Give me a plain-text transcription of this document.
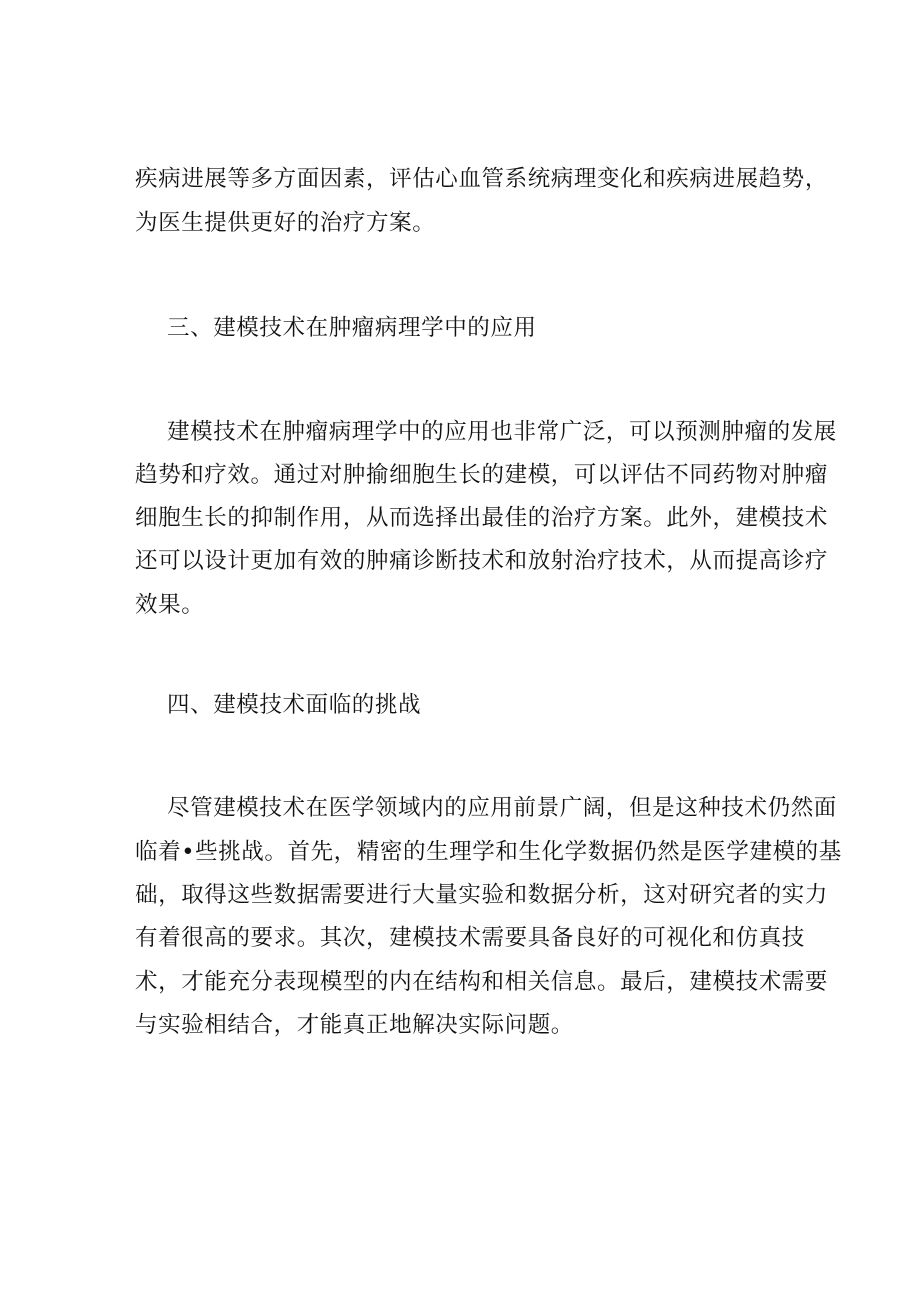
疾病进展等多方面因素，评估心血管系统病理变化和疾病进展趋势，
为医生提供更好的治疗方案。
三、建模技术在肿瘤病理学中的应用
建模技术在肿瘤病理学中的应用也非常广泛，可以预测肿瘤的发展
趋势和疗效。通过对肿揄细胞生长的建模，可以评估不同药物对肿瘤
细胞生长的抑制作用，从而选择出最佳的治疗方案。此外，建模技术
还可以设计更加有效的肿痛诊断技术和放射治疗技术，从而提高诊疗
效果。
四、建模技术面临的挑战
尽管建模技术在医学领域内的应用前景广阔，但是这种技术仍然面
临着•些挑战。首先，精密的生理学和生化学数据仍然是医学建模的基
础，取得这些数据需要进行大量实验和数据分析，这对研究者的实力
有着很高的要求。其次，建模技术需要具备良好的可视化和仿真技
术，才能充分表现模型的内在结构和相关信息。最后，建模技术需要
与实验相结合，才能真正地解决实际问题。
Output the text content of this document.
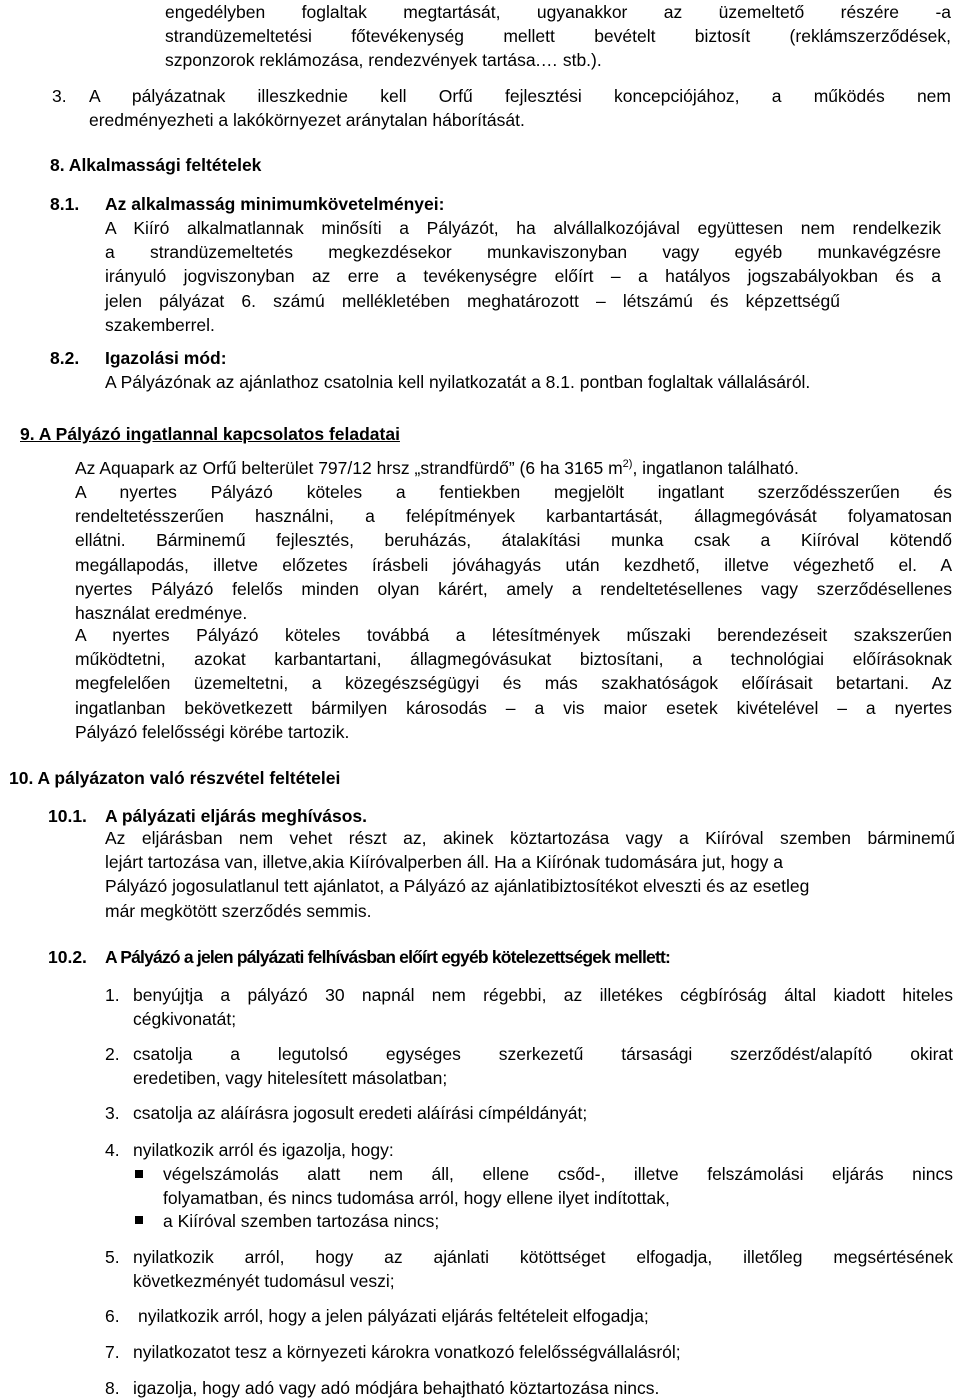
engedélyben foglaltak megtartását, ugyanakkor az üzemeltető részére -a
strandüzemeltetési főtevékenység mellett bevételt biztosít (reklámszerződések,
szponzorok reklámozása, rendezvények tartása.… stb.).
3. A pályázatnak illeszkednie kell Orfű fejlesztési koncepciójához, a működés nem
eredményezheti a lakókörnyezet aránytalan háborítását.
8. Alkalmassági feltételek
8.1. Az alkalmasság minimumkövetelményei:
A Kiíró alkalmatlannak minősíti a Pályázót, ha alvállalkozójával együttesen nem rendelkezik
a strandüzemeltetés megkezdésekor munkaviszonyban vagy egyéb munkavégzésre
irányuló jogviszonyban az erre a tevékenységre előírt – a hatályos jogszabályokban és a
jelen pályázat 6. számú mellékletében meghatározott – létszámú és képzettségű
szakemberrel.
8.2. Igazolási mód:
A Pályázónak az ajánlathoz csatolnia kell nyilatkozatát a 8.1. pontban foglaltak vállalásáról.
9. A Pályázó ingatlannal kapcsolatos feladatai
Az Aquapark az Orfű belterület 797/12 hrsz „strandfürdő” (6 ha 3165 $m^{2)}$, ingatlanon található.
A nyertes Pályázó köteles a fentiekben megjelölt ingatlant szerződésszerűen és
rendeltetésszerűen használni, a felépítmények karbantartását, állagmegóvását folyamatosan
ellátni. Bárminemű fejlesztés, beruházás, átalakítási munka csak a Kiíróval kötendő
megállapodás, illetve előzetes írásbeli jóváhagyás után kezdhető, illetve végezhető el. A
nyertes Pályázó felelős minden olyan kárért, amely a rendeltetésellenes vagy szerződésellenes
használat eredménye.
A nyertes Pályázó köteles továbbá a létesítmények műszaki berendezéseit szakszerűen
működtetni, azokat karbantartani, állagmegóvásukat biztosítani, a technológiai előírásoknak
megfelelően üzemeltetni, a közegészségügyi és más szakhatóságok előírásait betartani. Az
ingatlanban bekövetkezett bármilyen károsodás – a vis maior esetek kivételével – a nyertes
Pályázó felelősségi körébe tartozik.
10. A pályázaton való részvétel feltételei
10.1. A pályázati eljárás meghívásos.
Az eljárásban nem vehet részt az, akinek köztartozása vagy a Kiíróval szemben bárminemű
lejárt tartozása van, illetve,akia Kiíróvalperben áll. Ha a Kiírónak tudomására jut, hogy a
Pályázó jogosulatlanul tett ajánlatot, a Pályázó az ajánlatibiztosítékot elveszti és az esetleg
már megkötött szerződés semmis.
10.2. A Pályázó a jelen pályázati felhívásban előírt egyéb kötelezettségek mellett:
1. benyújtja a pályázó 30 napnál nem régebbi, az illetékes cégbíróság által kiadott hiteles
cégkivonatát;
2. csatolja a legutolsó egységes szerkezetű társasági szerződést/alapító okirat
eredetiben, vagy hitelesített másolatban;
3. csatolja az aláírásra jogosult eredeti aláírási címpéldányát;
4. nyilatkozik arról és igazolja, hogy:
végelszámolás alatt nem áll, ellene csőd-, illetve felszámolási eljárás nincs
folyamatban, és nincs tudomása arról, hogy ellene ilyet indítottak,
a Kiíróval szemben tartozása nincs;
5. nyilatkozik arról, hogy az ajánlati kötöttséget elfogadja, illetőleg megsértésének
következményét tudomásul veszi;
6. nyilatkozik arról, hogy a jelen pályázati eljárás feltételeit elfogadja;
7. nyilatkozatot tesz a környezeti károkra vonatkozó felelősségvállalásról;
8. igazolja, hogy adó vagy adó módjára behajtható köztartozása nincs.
◇ ◇ ◇ ◇ ◇
#### Work to be completed:
Quote all of the entries word for word, omitting any pictures.

#### Exercise output:
Give me a plain-text transcription of this document.
疾病进展等多方面因素，评估心血管系统病理变化和疾病进展趋势，
为医生提供更好的治疗方案。
三、建模技术在肿瘤病理学中的应用
建模技术在肿瘤病理学中的应用也非常广泛，可以预测肿瘤的发展
趋势和疗效。通过对肿揄细胞生长的建模，可以评估不同药物对肿瘤
细胞生长的抑制作用，从而选择出最佳的治疗方案。此外，建模技术
还可以设计更加有效的肿痛诊断技术和放射治疗技术，从而提高诊疗
效果。
四、建模技术面临的挑战
尽管建模技术在医学领域内的应用前景广阔，但是这种技术仍然面
临着•些挑战。首先，精密的生理学和生化学数据仍然是医学建模的基
础，取得这些数据需要进行大量实验和数据分析，这对研究者的实力
有着很高的要求。其次，建模技术需要具备良好的可视化和仿真技
术，才能充分表现模型的内在结构和相关信息。最后，建模技术需要
与实验相结合，才能真正地解决实际问题。
Output the text content of this document.
engedélyben foglaltak megtartását, ugyanakkor az üzemeltető részére -a
strandüzemeltetési főtevékenység mellett bevételt biztosít (reklámszerződések,
szponzorok reklámozása, rendezvények tartása.… stb.).
3. A pályázatnak illeszkednie kell Orfű fejlesztési koncepciójához, a működés nem
eredményezheti a lakókörnyezet aránytalan háborítását.
8. Alkalmassági feltételek
8.1. Az alkalmasság minimumkövetelményei:
A Kiíró alkalmatlannak minősíti a Pályázót, ha alvállalkozójával együttesen nem rendelkezik
a strandüzemeltetés megkezdésekor munkaviszonyban vagy egyéb munkavégzésre
irányuló jogviszonyban az erre a tevékenységre előírt – a hatályos jogszabályokban és a
jelen pályázat 6. számú mellékletében meghatározott – létszámú és képzettségű
szakemberrel.
8.2. Igazolási mód:
A Pályázónak az ajánlathoz csatolnia kell nyilatkozatát a 8.1. pontban foglaltak vállalásáról.
9. A Pályázó ingatlannal kapcsolatos feladatai
Az Aquapark az Orfű belterület 797/12 hrsz „strandfürdő” (6 ha 3165 $m^{2)}$, ingatlanon található.
A nyertes Pályázó köteles a fentiekben megjelölt ingatlant szerződésszerűen és
rendeltetésszerűen használni, a felépítmények karbantartását, állagmegóvását folyamatosan
ellátni. Bárminemű fejlesztés, beruházás, átalakítási munka csak a Kiíróval kötendő
megállapodás, illetve előzetes írásbeli jóváhagyás után kezdhető, illetve végezhető el. A
nyertes Pályázó felelős minden olyan kárért, amely a rendeltetésellenes vagy szerződésellenes
használat eredménye.
A nyertes Pályázó köteles továbbá a létesítmények műszaki berendezéseit szakszerűen
működtetni, azokat karbantartani, állagmegóvásukat biztosítani, a technológiai előírásoknak
megfelelően üzemeltetni, a közegészségügyi és más szakhatóságok előírásait betartani. Az
ingatlanban bekövetkezett bármilyen károsodás – a vis maior esetek kivételével – a nyertes
Pályázó felelősségi körébe tartozik.
10. A pályázaton való részvétel feltételei
10.1. A pályázati eljárás meghívásos.
Az eljárásban nem vehet részt az, akinek köztartozása vagy a Kiíróval szemben bárminemű
lejárt tartozása van, illetve,akia Kiíróvalperben áll. Ha a Kiírónak tudomására jut, hogy a
Pályázó jogosulatlanul tett ajánlatot, a Pályázó az ajánlatibiztosítékot elveszti és az esetleg
már megkötött szerződés semmis.
10.2. A Pályázó a jelen pályázati felhívásban előírt egyéb kötelezettségek mellett:
1. benyújtja a pályázó 30 napnál nem régebbi, az illetékes cégbíróság által kiadott hiteles
cégkivonatát;
2. csatolja a legutolsó egységes szerkezetű társasági szerződést/alapító okirat
eredetiben, vagy hitelesített másolatban;
3. csatolja az aláírásra jogosult eredeti aláírási címpéldányát;
4. nyilatkozik arról és igazolja, hogy:
végelszámolás alatt nem áll, ellene csőd-, illetve felszámolási eljárás nincs
folyamatban, és nincs tudomása arról, hogy ellene ilyet indítottak,
a Kiíróval szemben tartozása nincs;
5. nyilatkozik arról, hogy az ajánlati kötöttséget elfogadja, illetőleg megsértésének
következményét tudomásul veszi;
6. nyilatkozik arról, hogy a jelen pályázati eljárás feltételeit elfogadja;
7. nyilatkozatot tesz a környezeti károkra vonatkozó felelősségvállalásról;
8. igazolja, hogy adó vagy adó módjára behajtható köztartozása nincs.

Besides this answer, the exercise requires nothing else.